GOAL
Across the material below, how many lines contain the word "text"? Give only the number.

---- DATA PROVIDED

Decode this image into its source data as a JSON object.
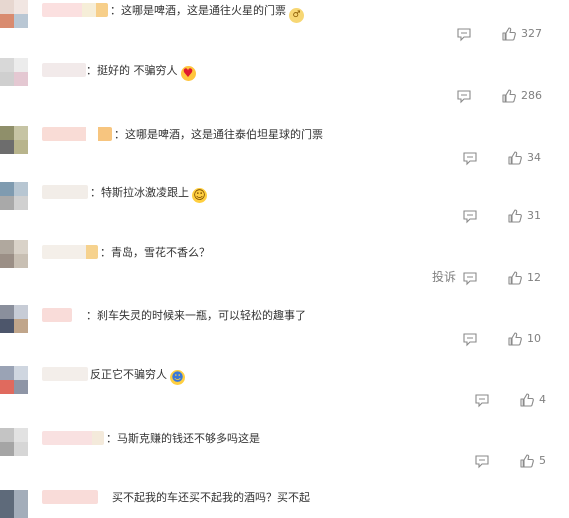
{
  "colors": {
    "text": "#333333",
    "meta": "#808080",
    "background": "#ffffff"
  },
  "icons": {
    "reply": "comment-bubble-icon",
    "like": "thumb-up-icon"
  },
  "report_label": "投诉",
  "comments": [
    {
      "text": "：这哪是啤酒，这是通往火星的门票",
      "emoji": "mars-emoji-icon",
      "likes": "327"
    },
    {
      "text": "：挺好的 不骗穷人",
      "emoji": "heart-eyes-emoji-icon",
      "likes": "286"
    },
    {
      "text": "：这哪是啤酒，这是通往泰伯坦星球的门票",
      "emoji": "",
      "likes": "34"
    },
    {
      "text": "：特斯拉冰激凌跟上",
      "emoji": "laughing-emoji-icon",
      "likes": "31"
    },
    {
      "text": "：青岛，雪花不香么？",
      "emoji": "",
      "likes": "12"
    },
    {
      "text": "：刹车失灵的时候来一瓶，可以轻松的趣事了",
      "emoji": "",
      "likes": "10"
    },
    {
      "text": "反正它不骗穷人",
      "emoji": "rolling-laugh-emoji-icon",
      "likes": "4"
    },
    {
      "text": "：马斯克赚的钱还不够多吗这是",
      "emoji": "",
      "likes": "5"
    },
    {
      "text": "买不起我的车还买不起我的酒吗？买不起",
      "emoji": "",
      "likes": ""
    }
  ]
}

--------
---- DATA PROVIDED

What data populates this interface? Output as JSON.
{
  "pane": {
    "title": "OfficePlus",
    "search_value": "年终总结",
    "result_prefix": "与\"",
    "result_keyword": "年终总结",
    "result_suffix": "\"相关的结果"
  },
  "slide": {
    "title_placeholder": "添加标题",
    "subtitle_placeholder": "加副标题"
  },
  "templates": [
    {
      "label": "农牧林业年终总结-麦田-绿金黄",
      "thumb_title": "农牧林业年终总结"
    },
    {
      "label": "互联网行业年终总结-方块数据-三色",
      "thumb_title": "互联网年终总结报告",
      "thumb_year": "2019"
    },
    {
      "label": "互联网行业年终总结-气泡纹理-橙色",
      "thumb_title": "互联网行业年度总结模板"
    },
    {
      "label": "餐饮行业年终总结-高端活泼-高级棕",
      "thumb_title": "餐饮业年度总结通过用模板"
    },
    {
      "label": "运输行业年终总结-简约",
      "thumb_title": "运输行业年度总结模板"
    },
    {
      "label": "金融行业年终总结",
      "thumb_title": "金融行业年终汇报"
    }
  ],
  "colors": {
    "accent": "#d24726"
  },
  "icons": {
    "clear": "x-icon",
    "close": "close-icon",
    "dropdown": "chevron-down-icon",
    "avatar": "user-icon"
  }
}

--------
---- DATA PROVIDED

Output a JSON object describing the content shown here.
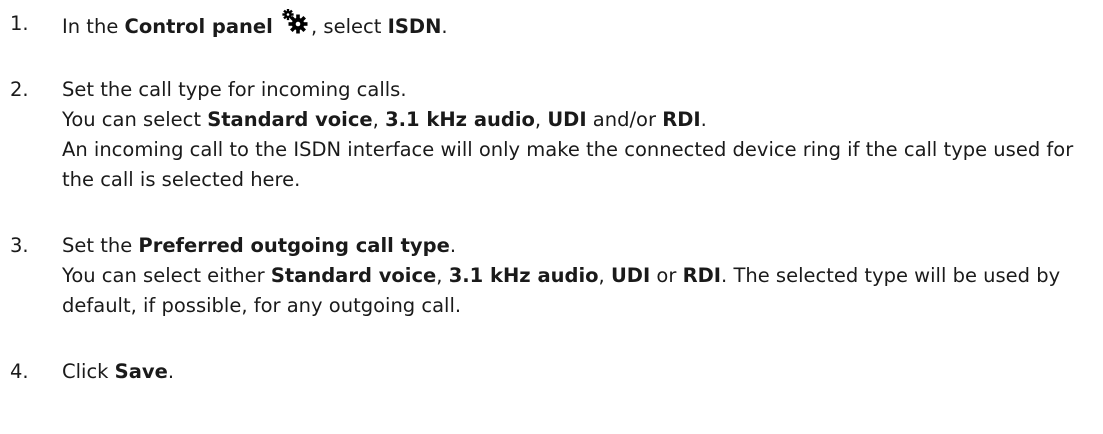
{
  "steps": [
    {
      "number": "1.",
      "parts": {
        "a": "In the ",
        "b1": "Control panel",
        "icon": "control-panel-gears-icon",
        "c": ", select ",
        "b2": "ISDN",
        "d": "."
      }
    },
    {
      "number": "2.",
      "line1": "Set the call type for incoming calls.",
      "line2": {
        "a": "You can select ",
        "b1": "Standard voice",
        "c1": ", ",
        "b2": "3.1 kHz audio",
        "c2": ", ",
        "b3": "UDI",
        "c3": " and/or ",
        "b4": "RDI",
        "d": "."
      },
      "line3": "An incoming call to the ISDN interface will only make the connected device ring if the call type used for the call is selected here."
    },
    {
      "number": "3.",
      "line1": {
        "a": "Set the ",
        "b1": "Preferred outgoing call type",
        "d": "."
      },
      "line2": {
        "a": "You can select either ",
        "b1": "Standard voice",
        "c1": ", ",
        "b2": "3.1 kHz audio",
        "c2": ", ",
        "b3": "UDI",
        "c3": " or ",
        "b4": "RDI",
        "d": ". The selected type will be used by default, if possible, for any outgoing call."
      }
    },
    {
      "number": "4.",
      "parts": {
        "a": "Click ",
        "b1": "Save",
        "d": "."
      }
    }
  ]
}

--------

RESPONSE TO THIS EXERCISE
10